Go through the listing beneath this task and return every line that carries the string "Прѣдставителство".
════
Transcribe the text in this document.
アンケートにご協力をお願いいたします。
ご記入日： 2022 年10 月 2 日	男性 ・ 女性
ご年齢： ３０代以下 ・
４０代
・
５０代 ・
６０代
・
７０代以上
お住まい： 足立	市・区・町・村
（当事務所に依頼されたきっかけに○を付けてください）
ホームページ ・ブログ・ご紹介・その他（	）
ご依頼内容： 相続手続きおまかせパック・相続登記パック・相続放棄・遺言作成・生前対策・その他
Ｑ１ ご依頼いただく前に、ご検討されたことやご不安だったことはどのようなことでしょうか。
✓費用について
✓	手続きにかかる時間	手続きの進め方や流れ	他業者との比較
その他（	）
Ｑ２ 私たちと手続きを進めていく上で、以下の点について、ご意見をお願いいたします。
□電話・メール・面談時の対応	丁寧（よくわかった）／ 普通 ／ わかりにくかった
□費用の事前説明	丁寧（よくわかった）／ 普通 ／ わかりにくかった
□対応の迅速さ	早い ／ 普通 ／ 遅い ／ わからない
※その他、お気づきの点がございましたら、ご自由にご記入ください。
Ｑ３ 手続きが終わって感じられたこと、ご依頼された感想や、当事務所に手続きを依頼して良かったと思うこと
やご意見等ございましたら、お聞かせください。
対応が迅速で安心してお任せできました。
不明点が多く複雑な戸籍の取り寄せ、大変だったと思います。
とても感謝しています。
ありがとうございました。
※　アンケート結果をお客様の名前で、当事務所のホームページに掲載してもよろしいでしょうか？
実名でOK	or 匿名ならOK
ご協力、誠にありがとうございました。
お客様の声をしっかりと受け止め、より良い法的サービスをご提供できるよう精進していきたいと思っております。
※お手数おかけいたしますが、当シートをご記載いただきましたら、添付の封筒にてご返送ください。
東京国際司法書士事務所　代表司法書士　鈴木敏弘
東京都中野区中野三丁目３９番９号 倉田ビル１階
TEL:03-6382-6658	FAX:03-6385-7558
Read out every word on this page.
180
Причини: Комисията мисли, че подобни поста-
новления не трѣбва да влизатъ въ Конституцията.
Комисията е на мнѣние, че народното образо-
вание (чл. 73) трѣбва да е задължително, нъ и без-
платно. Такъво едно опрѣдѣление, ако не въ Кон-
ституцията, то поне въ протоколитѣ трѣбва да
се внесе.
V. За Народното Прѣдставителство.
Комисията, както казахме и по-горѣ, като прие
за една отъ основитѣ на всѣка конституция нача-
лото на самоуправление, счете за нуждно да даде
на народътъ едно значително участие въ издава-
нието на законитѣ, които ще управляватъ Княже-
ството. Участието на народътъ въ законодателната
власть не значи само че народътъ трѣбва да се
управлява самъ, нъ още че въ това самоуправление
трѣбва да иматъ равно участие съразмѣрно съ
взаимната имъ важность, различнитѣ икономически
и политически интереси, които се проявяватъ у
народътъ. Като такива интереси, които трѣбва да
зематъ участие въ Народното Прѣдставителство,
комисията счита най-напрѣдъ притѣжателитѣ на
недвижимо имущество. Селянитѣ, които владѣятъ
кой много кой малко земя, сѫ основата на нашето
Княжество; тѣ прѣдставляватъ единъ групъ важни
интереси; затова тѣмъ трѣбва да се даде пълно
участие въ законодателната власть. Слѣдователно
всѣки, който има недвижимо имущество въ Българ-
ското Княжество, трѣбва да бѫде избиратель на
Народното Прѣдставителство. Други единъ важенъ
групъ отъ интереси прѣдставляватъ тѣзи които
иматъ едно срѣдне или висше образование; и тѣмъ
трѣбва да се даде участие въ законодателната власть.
════
• _Complete answer_
V. За Народното Прѣдставителство.
зематъ участие въ Народното Прѣдставителство,
Народното Прѣдставителство. Други единъ важенъ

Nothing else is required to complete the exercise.